++++ Page extract

# Conicals vs. Sabots



## colorcountrygunner (Oct 6, 2009)

Looking for opinions here. Which bullet style gives a hunter the most advantages. I know that sabots with their light weights would shoot a little flatter and conicals being heavier will hit harder and therefore have more killing power.

I just got done looking at ballistics charts for a 425 grain Great Plains conical and sighted in at 2.5 inches high at 50 yards it will drop about 9 inches at 150. The chart for a 240 grain sabot showed that when sighted in at 2.5 inches high at 50 yards will drop about 8 inches at 175. 

Judging from this it doesn't look like the extra range you would get from a sabot is really that great. Do any of you who have a wealth of hunting experience with both bullet styles disagree? Have you successfully taken much longer shots on game with a sabot than a conical?

Also how do the two compare in terms of stopping power? Does it seem that sabots don't have enough punch to get the job done at longer ranges? What would you consider the maximum effective ranges of each bullet style? I have taken two deer with conicals and two deer with sabots but the furthest shot of any of these deer was about 80 yards so I can't very well judge how the two compare at long ranges. 

Any input you can offer would be great.


----------



## Bo0YaA (Sep 29, 2008)

++++++++
++++ Recorded information

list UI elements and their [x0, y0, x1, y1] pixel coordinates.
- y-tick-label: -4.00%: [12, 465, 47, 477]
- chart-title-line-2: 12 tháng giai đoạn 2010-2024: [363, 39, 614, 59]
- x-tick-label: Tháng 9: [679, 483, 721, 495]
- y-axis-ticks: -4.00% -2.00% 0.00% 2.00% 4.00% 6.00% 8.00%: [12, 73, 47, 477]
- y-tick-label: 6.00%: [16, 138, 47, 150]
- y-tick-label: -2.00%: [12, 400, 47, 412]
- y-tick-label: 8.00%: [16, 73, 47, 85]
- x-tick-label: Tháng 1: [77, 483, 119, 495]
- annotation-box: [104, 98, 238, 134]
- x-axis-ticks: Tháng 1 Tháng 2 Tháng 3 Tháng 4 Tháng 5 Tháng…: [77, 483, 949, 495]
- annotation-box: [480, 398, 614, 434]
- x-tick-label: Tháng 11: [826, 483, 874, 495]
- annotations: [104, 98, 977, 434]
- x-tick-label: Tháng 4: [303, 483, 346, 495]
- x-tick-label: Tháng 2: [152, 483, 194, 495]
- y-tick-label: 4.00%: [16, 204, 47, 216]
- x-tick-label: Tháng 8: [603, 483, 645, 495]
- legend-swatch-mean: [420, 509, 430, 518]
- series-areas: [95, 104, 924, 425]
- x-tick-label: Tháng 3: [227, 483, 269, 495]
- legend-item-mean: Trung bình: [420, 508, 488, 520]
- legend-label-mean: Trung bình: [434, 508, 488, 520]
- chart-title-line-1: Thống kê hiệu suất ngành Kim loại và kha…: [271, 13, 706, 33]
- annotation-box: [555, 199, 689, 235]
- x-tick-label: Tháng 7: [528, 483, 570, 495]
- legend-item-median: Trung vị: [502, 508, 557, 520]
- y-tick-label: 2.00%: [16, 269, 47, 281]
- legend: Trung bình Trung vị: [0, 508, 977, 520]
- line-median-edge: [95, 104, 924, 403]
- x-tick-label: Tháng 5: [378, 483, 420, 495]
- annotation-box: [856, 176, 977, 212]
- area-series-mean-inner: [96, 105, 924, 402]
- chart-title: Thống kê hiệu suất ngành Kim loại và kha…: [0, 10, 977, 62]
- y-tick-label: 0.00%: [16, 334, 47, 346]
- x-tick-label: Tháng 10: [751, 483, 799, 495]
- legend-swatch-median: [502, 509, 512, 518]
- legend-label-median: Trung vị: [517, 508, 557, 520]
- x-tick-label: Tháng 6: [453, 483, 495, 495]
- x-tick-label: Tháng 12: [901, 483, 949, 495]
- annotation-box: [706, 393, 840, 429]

++++++++

§ **Required tasks**:
• A. Repeat the stretch of the conicals vs. sabots thread from "Judging from this" through "would be great.".
• B. According to the conicals vs. sabots thread, how much does the 425 grain Great Plains conical drop at 150 yards when sighted in at 2.5 inches high at 50 yards?
The rows are material apart from the thread.

§ **Answer set**:
• A.
Judging from this it doesn't look like the extra range you would get from a sabot is really that great. Do any of you who have a wealth of hunting experience with both bullet styles disagree? Have you successfully taken much longer shots on game with a sabot than a conical?

Also how do the two compare in terms of stopping power? Does it seem that sabots don't have enough punch to get the job done at longer ranges? What would you consider the maximum effective ranges of each bullet style? I have taken two deer with conicals and two deer with sabots but the furthest shot of any of these deer was about 80 yards so I can't very well judge how the two compare at long ranges. 

Any input you can offer would be great.

• B. About 9 inches.